— Written instruction —
Output each entry verbatim and exclude every picture from it.

— Given data —
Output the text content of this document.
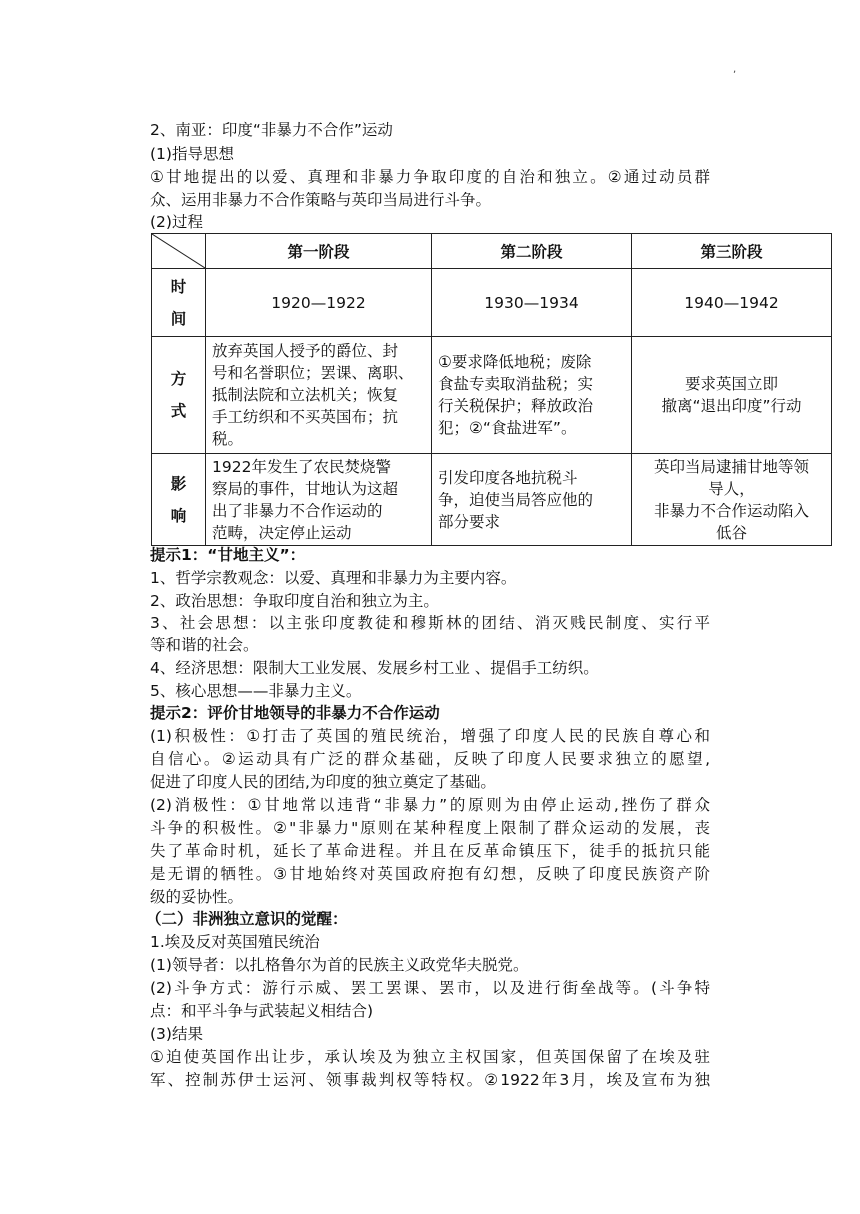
,
2、南亚：印度“非暴力不合作”运动
(1)指导思想
①甘地提出的以爱、真理和非暴力争取印度的自治和独立。②通过动员群
众、运用非暴力不合作策略与英印当局进行斗争。
(2)过程
	第一阶段	第二阶段	第三阶段
时
间	1920—1922	1930—1934	1940—1942
方
式	放弃英国人授予的爵位、封
号和名誉职位；罢课、离职、
抵制法院和立法机关；恢复
手工纺织和不买英国布；抗
税。	①要求降低地税；废除
食盐专卖取消盐税；实
行关税保护；释放政治
犯；②“食盐进军”。	要求英国立即
撤离“退出印度”行动
影
响	1922年发生了农民焚烧警
察局的事件，甘地认为这超
出了非暴力不合作运动的
范畴，决定停止运动	引发印度各地抗税斗
争，迫使当局答应他的
部分要求	英印当局逮捕甘地等领
导人，
非暴力不合作运动陷入
低谷
提示1：“甘地主义”：
1、哲学宗教观念：以爱、真理和非暴力为主要内容。
2、政治思想：争取印度自治和独立为主。
3、社会思想：以主张印度教徒和穆斯林的团结、消灭贱民制度、实行平
等和谐的社会。
4、经济思想：限制大工业发展、发展乡村工业 、提倡手工纺织。
5、核心思想——非暴力主义。
提示2：评价甘地领导的非暴力不合作运动
(1)积极性：①打击了英国的殖民统治，增强了印度人民的民族自尊心和
自信心。②运动具有广泛的群众基础，反映了印度人民要求独立的愿望,
促进了印度人民的团结,为印度的独立奠定了基础。
(2)消极性：①甘地常以违背“非暴力”的原则为由停止运动,挫伤了群众
斗争的积极性。②"非暴力"原则在某种程度上限制了群众运动的发展，丧
失了革命时机，延长了革命进程。并且在反革命镇压下，徒手的抵抗只能
是无谓的牺牲。③甘地始终对英国政府抱有幻想，反映了印度民族资产阶
级的妥协性。
（二）非洲独立意识的觉醒：
1.埃及反对英国殖民统治
(1)领导者：以扎格鲁尔为首的民族主义政党华夫脱党。
(2)斗争方式：游行示威、罢工罢课、罢市，以及进行街垒战等。(斗争特
点：和平斗争与武装起义相结合)
(3)结果
①迫使英国作出让步，承认埃及为独立主权国家，但英国保留了在埃及驻
军、控制苏伊士运河、领事裁判权等特权。②1922年3月，埃及宣布为独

— The reply —
Output the text content of this document.
,
2、南亚：印度“非暴力不合作”运动
(1)指导思想
①甘地提出的以爱、真理和非暴力争取印度的自治和独立。②通过动员群
众、运用非暴力不合作策略与英印当局进行斗争。
(2)过程
	第一阶段	第二阶段	第三阶段
时
间	1920—1922	1930—1934	1940—1942
方
式	放弃英国人授予的爵位、封
号和名誉职位；罢课、离职、
抵制法院和立法机关；恢复
手工纺织和不买英国布；抗
税。	①要求降低地税；废除
食盐专卖取消盐税；实
行关税保护；释放政治
犯；②“食盐进军”。	要求英国立即
撤离“退出印度”行动
影
响	1922年发生了农民焚烧警
察局的事件，甘地认为这超
出了非暴力不合作运动的
范畴，决定停止运动	引发印度各地抗税斗
争，迫使当局答应他的
部分要求	英印当局逮捕甘地等领
导人，
非暴力不合作运动陷入
低谷
提示1：“甘地主义”：
1、哲学宗教观念：以爱、真理和非暴力为主要内容。
2、政治思想：争取印度自治和独立为主。
3、社会思想：以主张印度教徒和穆斯林的团结、消灭贱民制度、实行平
等和谐的社会。
4、经济思想：限制大工业发展、发展乡村工业 、提倡手工纺织。
5、核心思想——非暴力主义。
提示2：评价甘地领导的非暴力不合作运动
(1)积极性：①打击了英国的殖民统治，增强了印度人民的民族自尊心和
自信心。②运动具有广泛的群众基础，反映了印度人民要求独立的愿望,
促进了印度人民的团结,为印度的独立奠定了基础。
(2)消极性：①甘地常以违背“非暴力”的原则为由停止运动,挫伤了群众
斗争的积极性。②"非暴力"原则在某种程度上限制了群众运动的发展，丧
失了革命时机，延长了革命进程。并且在反革命镇压下，徒手的抵抗只能
是无谓的牺牲。③甘地始终对英国政府抱有幻想，反映了印度民族资产阶
级的妥协性。
（二）非洲独立意识的觉醒：
1.埃及反对英国殖民统治
(1)领导者：以扎格鲁尔为首的民族主义政党华夫脱党。
(2)斗争方式：游行示威、罢工罢课、罢市，以及进行街垒战等。(斗争特
点：和平斗争与武装起义相结合)
(3)结果
①迫使英国作出让步，承认埃及为独立主权国家，但英国保留了在埃及驻
军、控制苏伊士运河、领事裁判权等特权。②1922年3月，埃及宣布为独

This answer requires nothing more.